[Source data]
+++++

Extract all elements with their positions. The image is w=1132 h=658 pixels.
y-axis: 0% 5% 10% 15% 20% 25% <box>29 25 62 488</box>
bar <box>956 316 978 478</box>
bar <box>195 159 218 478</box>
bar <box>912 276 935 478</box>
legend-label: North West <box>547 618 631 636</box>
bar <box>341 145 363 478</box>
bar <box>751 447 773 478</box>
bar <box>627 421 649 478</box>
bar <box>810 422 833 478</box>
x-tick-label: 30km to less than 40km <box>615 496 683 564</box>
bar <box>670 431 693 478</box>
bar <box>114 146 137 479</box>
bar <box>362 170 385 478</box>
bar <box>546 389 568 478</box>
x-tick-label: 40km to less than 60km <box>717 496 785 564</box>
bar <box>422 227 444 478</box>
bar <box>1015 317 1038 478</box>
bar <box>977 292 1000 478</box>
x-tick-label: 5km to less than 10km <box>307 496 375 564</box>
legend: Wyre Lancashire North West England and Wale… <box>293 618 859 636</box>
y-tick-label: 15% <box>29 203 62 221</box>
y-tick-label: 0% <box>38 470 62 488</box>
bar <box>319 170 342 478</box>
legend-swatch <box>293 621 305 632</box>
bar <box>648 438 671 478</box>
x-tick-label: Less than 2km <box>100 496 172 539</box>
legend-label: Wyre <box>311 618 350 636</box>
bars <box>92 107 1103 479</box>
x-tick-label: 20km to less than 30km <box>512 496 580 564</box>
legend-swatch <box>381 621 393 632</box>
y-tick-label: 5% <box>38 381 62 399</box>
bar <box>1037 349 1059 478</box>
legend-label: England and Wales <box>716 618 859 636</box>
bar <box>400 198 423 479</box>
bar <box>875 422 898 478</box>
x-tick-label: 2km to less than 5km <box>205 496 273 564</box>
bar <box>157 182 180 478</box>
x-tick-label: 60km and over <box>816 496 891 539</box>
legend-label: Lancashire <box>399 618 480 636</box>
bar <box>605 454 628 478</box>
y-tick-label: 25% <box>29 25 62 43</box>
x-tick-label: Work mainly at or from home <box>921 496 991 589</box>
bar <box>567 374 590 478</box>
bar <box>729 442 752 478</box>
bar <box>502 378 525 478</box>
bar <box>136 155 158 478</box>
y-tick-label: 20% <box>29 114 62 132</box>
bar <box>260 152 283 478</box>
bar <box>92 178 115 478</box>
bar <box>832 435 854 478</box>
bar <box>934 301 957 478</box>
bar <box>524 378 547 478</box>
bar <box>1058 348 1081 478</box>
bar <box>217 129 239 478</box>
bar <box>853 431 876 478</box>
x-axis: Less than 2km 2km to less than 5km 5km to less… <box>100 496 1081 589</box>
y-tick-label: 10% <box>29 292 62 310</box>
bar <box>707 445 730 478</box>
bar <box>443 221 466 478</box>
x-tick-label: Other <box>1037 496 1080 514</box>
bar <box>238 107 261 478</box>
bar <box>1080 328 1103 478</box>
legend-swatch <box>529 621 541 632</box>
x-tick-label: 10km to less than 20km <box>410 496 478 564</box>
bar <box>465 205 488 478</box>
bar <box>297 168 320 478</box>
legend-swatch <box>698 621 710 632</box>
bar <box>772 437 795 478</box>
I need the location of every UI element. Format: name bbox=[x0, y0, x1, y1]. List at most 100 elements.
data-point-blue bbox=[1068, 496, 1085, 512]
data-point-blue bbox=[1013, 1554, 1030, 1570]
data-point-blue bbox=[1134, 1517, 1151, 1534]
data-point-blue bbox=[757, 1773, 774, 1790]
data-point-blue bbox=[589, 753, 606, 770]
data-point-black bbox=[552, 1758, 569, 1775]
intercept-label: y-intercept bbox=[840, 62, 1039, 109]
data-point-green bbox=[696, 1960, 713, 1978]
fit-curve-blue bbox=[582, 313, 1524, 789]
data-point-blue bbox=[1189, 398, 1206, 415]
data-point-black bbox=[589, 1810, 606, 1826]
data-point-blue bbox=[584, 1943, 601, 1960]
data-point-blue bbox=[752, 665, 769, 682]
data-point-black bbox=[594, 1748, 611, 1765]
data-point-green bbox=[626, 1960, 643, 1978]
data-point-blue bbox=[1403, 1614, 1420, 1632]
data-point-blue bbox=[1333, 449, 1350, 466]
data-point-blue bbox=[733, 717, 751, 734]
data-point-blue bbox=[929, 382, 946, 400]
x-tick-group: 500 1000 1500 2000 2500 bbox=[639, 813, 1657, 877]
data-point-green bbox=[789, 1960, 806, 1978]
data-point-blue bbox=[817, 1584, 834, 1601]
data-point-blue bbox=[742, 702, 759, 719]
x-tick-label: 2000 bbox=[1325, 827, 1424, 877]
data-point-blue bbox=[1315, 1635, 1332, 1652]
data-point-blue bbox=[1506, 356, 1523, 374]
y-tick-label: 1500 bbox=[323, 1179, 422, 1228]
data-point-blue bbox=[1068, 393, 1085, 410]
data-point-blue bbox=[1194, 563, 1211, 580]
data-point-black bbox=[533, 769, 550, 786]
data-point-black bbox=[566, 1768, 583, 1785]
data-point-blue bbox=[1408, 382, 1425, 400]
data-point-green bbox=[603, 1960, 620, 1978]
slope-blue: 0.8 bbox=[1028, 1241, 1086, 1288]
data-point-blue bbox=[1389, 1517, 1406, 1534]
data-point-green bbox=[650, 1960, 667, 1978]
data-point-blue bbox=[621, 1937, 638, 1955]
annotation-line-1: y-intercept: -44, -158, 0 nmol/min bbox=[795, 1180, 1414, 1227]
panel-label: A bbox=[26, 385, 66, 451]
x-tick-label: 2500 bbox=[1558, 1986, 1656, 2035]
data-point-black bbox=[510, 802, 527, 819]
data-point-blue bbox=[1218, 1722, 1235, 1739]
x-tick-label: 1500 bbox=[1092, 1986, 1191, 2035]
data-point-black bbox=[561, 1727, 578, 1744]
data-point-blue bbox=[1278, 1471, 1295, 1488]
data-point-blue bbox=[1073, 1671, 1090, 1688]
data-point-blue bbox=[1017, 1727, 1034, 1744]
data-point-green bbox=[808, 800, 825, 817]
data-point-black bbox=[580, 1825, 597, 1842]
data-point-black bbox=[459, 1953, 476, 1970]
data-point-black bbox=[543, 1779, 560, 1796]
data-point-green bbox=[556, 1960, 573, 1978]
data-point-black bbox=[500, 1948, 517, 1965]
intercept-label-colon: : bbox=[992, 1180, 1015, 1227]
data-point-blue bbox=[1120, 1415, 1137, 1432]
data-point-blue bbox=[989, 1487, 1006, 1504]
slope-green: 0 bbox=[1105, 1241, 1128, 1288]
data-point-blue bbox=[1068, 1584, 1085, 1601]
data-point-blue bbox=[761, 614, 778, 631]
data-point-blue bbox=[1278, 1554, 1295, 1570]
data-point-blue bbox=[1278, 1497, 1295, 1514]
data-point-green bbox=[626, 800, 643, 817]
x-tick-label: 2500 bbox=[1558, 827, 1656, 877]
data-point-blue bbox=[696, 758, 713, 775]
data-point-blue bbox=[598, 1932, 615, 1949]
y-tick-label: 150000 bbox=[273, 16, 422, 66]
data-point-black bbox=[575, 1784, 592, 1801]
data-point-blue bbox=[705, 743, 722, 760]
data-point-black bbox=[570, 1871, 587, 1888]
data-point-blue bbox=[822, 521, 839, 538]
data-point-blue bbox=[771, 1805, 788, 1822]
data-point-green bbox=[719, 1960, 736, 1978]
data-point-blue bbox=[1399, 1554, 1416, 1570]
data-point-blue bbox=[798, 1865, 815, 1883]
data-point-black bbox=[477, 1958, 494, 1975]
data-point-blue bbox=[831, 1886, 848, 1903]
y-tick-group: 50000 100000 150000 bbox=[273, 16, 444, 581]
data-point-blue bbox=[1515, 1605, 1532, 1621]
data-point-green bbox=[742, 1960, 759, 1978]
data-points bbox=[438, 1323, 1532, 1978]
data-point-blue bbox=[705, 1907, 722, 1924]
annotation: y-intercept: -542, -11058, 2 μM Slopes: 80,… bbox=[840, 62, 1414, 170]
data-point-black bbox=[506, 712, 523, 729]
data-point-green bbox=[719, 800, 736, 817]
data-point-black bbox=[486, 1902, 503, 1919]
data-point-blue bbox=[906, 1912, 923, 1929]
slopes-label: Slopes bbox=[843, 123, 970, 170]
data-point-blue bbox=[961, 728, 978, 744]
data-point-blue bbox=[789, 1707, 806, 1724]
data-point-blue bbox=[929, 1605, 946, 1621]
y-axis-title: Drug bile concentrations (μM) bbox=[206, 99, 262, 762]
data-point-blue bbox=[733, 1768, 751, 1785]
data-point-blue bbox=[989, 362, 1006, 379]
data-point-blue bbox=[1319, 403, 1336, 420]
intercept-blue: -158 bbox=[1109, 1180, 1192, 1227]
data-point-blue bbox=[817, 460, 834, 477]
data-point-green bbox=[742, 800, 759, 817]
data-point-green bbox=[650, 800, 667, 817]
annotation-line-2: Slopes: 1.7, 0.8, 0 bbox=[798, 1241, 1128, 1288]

+++++

(WHAT IS REQUIRED) From the listing above, pull out each line that contains the string "axis".

(OUTPUT BELOW)
y-axis: 0% 5% 10% 15% 20% 25% <box>29 25 62 488</box>
x-axis: Less than 2km 2km to less than 5km 5km to less… <box>100 496 1081 589</box>
y-axis-title: Drug bile concentrations (μM) bbox=[206, 99, 262, 762]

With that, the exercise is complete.